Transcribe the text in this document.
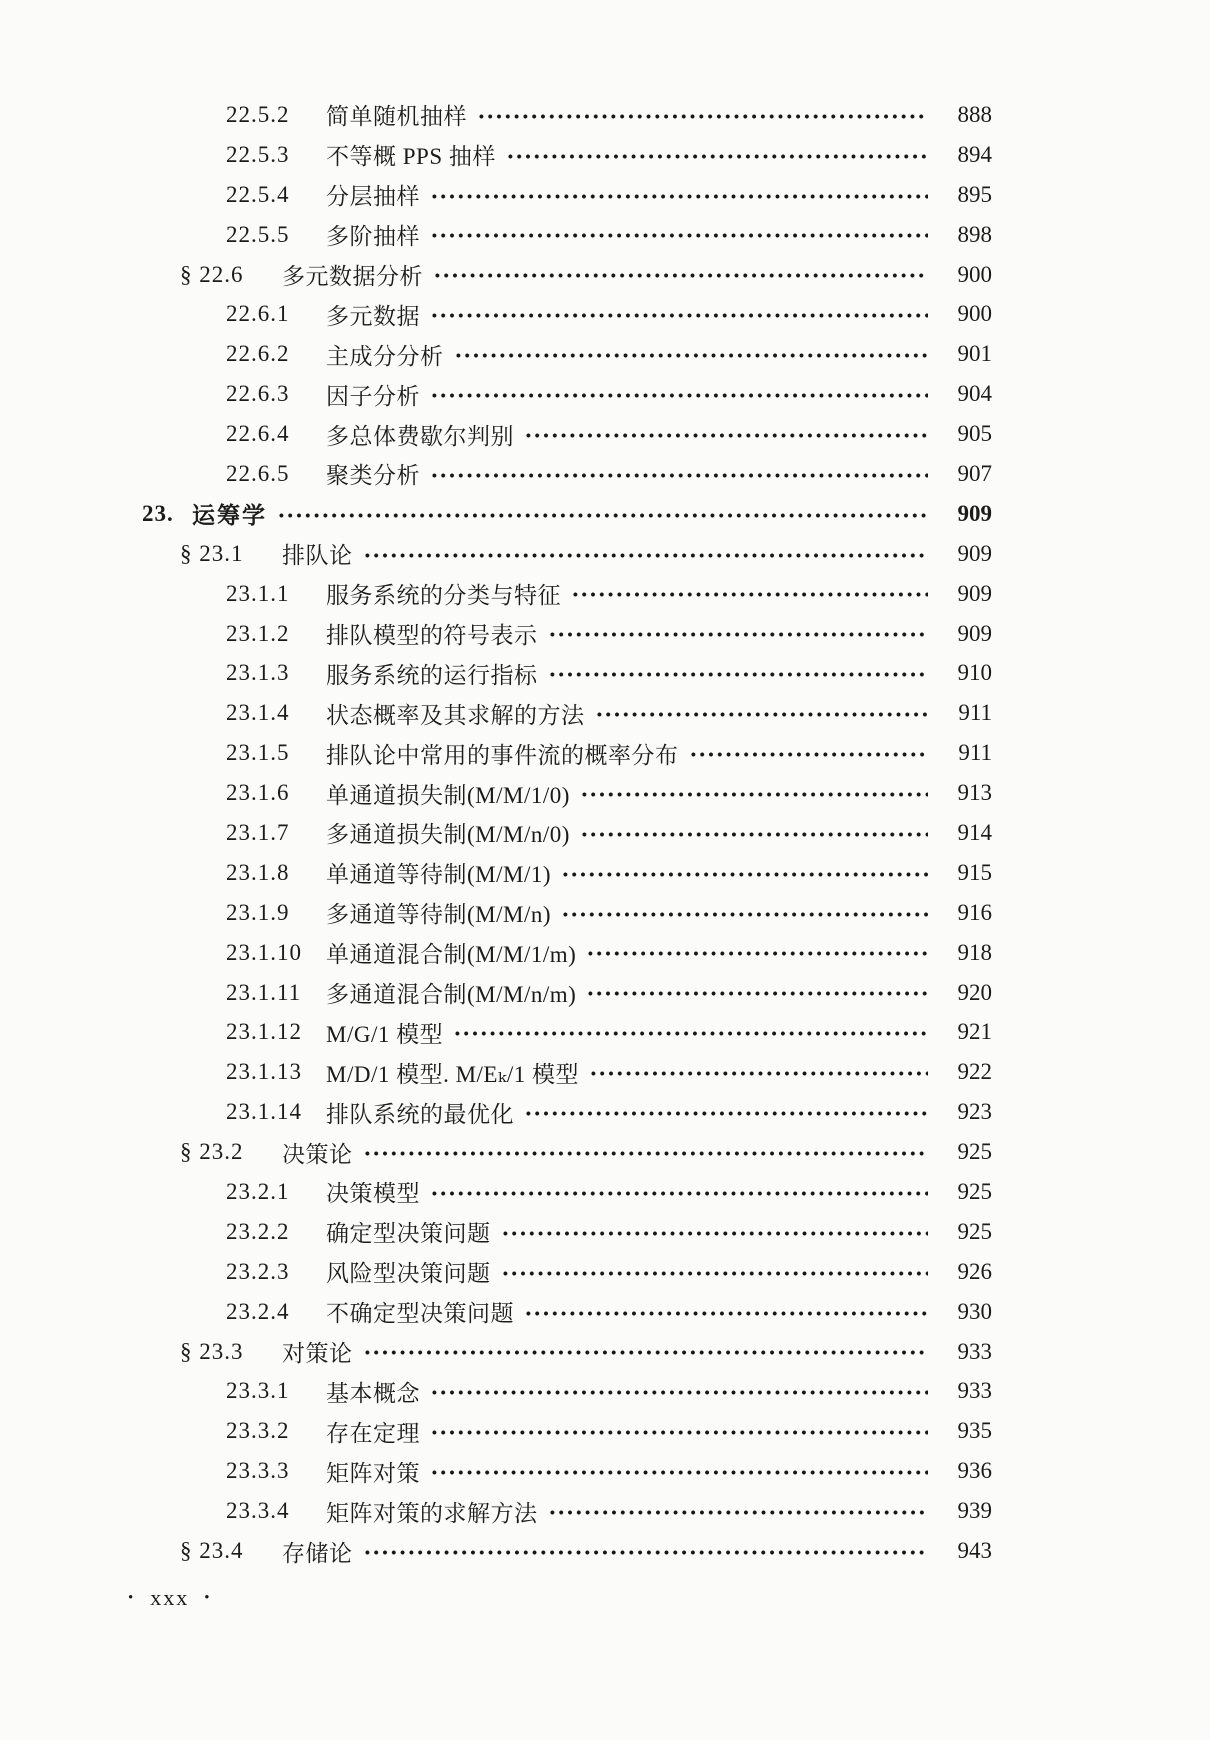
22.5.2	简单随机抽样	888
22.5.3	不等概 PPS 抽样	894
22.5.4	分层抽样	895
22.5.5	多阶抽样	898
§ 22.6	多元数据分析	900
22.6.1	多元数据	900
22.6.2	主成分分析	901
22.6.3	因子分析	904
22.6.4	多总体费歇尔判别	905
22.6.5	聚类分析	907
23. 运筹学	909
§ 23.1	排队论	909
23.1.1	服务系统的分类与特征	909
23.1.2	排队模型的符号表示	909
23.1.3	服务系统的运行指标	910
23.1.4	状态概率及其求解的方法	911
23.1.5	排队论中常用的事件流的概率分布	911
23.1.6	单通道损失制(M/M/1/0)	913
23.1.7	多通道损失制(M/M/n/0)	914
23.1.8	单通道等待制(M/M/1)	915
23.1.9	多通道等待制(M/M/n)	916
23.1.10	单通道混合制(M/M/1/m)	918
23.1.11	多通道混合制(M/M/n/m)	920
23.1.12	M/G/1 模型	921
23.1.13	M/D/1 模型. M/Eₖ/1 模型	922
23.1.14	排队系统的最优化	923
§ 23.2	决策论	925
23.2.1	决策模型	925
23.2.2	确定型决策问题	925
23.2.3	风险型决策问题	926
23.2.4	不确定型决策问题	930
§ 23.3	对策论	933
23.3.1	基本概念	933
23.3.2	存在定理	935
23.3.3	矩阵对策	936
23.3.4	矩阵对策的求解方法	939
§ 23.4	存储论	943
• xxx •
= = = = = = =
__STATED GOAL__:
Set down the records in full and exactly. Do not carry over any image.

__EXERCISE RESULT__:
Transcribe the text in this document.
22.5.2	简单随机抽样	888
22.5.3	不等概 PPS 抽样	894
22.5.4	分层抽样	895
22.5.5	多阶抽样	898
§ 22.6	多元数据分析	900
22.6.1	多元数据	900
22.6.2	主成分分析	901
22.6.3	因子分析	904
22.6.4	多总体费歇尔判别	905
22.6.5	聚类分析	907
23. 运筹学	909
§ 23.1	排队论	909
23.1.1	服务系统的分类与特征	909
23.1.2	排队模型的符号表示	909
23.1.3	服务系统的运行指标	910
23.1.4	状态概率及其求解的方法	911
23.1.5	排队论中常用的事件流的概率分布	911
23.1.6	单通道损失制(M/M/1/0)	913
23.1.7	多通道损失制(M/M/n/0)	914
23.1.8	单通道等待制(M/M/1)	915
23.1.9	多通道等待制(M/M/n)	916
23.1.10	单通道混合制(M/M/1/m)	918
23.1.11	多通道混合制(M/M/n/m)	920
23.1.12	M/G/1 模型	921
23.1.13	M/D/1 模型. M/Eₖ/1 模型	922
23.1.14	排队系统的最优化	923
§ 23.2	决策论	925
23.2.1	决策模型	925
23.2.2	确定型决策问题	925
23.2.3	风险型决策问题	926
23.2.4	不确定型决策问题	930
§ 23.3	对策论	933
23.3.1	基本概念	933
23.3.2	存在定理	935
23.3.3	矩阵对策	936
23.3.4	矩阵对策的求解方法	939
§ 23.4	存储论	943
• xxx •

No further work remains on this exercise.